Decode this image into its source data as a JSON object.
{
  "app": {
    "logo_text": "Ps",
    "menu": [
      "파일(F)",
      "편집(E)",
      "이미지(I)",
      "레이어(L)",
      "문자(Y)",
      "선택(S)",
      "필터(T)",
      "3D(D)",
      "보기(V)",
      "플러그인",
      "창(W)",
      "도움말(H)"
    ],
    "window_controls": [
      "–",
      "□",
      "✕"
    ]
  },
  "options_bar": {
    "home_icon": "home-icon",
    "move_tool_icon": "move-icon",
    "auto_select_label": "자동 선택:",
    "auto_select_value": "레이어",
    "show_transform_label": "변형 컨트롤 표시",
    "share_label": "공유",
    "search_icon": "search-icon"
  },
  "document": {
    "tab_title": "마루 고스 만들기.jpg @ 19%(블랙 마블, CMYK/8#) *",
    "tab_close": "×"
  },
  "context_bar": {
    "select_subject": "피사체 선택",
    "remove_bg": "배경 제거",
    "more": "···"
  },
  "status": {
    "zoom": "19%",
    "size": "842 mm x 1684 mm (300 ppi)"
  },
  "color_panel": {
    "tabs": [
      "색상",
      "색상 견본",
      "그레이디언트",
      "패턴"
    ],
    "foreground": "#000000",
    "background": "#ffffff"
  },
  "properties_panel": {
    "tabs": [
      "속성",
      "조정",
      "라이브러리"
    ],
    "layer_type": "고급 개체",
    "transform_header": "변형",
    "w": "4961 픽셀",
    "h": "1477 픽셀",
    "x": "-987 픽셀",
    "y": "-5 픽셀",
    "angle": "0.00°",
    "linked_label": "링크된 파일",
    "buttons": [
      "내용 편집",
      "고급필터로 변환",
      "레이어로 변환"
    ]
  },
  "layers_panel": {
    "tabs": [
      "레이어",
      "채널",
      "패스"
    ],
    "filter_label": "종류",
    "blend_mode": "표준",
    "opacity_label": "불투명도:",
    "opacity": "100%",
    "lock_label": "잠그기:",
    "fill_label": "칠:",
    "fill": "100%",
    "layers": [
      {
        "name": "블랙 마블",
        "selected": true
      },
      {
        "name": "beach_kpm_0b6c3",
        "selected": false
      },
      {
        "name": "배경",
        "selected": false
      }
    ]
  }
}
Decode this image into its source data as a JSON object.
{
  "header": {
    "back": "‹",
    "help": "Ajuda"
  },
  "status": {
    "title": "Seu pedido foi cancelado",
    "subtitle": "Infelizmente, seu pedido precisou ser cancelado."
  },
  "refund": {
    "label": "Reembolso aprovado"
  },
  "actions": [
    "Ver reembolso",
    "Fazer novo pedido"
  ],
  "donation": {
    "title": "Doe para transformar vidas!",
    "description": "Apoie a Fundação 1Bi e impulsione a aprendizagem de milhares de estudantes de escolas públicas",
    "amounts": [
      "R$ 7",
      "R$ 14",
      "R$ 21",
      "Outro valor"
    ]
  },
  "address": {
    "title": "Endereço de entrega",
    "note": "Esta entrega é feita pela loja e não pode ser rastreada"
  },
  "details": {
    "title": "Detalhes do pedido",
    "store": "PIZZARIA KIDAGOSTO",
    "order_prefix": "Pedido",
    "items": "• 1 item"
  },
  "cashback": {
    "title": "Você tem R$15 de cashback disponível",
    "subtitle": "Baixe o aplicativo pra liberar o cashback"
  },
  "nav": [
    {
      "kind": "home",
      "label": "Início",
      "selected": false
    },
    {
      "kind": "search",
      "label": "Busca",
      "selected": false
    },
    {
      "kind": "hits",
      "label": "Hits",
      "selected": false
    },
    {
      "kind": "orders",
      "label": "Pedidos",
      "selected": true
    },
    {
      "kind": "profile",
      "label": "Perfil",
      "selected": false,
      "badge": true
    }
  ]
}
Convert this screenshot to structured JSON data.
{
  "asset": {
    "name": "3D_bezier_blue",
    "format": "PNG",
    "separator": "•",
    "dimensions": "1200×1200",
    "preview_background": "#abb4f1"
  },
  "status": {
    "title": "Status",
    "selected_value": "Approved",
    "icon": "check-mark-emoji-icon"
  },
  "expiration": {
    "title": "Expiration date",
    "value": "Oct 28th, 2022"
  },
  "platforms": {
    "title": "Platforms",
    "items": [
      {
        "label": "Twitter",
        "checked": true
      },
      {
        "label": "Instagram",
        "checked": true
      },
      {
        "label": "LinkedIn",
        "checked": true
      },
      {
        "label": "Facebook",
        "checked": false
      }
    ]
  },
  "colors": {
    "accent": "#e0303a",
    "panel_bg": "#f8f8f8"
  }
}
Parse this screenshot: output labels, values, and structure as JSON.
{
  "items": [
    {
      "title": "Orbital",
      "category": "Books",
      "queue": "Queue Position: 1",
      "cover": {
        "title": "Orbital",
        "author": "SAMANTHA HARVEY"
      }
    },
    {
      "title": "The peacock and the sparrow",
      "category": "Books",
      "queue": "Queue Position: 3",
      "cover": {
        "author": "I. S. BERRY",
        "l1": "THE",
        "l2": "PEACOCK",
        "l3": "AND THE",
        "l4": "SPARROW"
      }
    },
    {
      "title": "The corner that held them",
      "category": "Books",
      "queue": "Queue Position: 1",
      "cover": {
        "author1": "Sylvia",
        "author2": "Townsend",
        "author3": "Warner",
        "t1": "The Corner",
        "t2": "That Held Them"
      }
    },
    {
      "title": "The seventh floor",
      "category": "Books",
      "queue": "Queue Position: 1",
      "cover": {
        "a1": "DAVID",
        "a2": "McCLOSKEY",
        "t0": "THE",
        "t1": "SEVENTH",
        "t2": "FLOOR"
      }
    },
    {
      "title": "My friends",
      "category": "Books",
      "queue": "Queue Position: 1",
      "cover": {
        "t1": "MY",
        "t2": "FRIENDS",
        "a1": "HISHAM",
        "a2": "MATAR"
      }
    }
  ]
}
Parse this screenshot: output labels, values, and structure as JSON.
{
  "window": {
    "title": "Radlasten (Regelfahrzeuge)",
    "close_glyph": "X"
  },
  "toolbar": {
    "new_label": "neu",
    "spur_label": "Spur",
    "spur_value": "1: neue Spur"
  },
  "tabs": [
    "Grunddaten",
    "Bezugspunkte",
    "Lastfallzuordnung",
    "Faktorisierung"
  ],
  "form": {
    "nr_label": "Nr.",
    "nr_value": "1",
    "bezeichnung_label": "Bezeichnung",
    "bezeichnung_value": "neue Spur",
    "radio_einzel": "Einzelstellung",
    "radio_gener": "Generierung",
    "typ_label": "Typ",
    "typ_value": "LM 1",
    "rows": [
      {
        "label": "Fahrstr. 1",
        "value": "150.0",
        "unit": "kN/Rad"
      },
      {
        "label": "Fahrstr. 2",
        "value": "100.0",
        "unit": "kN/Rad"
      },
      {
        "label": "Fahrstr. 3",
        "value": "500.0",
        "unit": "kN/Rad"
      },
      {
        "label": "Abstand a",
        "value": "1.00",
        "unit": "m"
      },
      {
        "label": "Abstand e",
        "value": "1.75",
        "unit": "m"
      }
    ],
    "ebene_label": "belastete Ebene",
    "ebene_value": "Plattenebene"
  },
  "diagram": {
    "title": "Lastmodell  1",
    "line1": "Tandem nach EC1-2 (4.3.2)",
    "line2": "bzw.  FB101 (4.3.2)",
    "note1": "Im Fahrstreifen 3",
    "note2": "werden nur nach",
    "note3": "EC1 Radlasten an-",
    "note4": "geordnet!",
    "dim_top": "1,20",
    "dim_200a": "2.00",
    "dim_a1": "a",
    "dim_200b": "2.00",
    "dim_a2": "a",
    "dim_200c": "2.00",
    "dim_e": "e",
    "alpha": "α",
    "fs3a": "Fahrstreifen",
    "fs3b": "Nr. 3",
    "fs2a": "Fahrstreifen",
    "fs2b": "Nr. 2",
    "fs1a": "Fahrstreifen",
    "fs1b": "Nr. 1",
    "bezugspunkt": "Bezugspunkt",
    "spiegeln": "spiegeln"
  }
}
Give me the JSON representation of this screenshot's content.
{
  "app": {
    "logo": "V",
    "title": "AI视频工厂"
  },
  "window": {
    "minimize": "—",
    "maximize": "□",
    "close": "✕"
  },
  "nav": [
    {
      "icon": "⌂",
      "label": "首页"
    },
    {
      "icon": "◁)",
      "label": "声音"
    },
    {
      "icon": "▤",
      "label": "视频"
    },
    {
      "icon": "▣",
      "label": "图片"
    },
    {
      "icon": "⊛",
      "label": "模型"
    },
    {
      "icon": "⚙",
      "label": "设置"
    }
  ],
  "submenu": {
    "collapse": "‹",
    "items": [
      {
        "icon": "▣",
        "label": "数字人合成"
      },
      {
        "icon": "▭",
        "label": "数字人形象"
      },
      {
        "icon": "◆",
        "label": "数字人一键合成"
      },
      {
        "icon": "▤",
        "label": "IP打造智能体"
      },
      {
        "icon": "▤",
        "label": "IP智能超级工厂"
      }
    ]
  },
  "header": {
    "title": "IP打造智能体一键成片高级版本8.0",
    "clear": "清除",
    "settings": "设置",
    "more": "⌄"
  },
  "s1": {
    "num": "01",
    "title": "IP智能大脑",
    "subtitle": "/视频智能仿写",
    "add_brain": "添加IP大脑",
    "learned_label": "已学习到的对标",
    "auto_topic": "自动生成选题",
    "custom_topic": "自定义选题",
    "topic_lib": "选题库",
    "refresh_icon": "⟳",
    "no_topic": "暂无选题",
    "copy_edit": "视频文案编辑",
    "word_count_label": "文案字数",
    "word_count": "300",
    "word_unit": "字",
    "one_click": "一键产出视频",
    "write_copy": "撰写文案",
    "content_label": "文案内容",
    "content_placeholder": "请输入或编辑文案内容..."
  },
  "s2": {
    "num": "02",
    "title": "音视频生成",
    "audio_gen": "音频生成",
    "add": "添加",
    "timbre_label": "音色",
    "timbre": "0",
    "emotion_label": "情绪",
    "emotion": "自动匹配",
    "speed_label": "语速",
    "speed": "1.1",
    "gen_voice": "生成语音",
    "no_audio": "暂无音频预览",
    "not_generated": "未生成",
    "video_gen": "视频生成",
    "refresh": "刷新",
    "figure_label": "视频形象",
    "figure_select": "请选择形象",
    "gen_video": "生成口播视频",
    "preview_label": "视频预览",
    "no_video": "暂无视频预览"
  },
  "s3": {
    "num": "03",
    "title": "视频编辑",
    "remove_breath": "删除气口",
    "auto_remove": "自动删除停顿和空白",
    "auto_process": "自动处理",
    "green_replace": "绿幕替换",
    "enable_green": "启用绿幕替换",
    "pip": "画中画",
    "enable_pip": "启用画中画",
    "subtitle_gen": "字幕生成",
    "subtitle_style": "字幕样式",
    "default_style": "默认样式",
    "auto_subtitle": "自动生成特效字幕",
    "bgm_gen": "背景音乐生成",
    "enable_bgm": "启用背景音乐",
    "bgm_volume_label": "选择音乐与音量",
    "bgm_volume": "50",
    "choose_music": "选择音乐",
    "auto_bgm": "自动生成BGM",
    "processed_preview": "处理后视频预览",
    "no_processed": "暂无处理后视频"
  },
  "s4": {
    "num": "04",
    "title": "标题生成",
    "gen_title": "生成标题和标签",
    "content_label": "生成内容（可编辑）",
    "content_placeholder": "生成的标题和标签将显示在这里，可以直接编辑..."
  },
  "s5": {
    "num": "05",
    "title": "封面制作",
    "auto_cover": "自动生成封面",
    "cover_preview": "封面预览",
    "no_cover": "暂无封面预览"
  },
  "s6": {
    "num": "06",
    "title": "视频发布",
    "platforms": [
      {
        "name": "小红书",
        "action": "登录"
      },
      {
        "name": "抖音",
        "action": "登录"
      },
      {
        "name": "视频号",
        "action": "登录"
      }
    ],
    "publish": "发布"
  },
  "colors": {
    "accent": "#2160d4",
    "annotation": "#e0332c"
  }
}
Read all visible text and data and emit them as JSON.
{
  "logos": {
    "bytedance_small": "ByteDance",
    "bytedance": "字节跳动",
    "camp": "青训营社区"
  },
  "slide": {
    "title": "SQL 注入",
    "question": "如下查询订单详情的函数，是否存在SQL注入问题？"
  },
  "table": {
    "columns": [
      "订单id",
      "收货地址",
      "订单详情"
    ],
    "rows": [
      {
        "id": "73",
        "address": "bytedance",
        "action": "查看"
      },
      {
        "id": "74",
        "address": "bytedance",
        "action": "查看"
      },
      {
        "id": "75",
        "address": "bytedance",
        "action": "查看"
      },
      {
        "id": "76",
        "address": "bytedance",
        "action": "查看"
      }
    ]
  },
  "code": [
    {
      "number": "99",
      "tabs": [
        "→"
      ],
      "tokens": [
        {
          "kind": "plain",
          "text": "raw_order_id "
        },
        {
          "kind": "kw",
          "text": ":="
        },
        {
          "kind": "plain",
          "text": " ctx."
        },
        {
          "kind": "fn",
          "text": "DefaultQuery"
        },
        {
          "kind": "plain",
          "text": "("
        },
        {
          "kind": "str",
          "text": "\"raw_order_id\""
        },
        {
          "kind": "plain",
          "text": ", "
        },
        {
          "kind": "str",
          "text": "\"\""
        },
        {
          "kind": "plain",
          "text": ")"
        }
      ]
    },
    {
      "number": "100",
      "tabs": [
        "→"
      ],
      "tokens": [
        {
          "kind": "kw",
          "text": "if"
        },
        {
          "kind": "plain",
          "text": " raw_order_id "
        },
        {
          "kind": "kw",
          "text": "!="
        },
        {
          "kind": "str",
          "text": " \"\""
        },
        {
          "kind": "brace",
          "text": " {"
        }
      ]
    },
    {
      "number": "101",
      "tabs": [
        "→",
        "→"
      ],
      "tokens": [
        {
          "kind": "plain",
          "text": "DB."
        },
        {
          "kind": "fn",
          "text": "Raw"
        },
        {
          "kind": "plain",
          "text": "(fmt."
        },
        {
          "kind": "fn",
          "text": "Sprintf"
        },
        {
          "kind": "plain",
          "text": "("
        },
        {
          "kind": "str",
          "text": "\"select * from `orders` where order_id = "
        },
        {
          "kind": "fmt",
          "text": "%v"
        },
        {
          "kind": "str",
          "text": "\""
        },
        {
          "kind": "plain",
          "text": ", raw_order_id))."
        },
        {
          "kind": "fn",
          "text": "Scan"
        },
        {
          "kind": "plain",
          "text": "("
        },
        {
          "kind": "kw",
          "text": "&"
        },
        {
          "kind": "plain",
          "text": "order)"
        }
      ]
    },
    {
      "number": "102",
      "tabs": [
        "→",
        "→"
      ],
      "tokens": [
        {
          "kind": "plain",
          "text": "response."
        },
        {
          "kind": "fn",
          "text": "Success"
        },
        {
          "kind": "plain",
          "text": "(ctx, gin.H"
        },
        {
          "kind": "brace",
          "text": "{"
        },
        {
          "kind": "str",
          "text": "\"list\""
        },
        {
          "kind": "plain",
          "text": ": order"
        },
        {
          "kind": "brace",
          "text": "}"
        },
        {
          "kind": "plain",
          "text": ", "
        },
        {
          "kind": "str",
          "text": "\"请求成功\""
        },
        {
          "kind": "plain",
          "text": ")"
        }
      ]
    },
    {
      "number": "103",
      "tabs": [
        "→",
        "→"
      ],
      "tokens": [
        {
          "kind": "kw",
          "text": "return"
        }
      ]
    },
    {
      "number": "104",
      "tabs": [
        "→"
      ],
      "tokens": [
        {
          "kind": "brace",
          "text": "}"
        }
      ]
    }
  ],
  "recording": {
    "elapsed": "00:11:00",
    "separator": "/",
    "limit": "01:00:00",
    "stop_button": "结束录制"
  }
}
==============================
- Aim of the exercise
Find how many lines in the listing hold "orders", and reply with that number only.

- Output below
2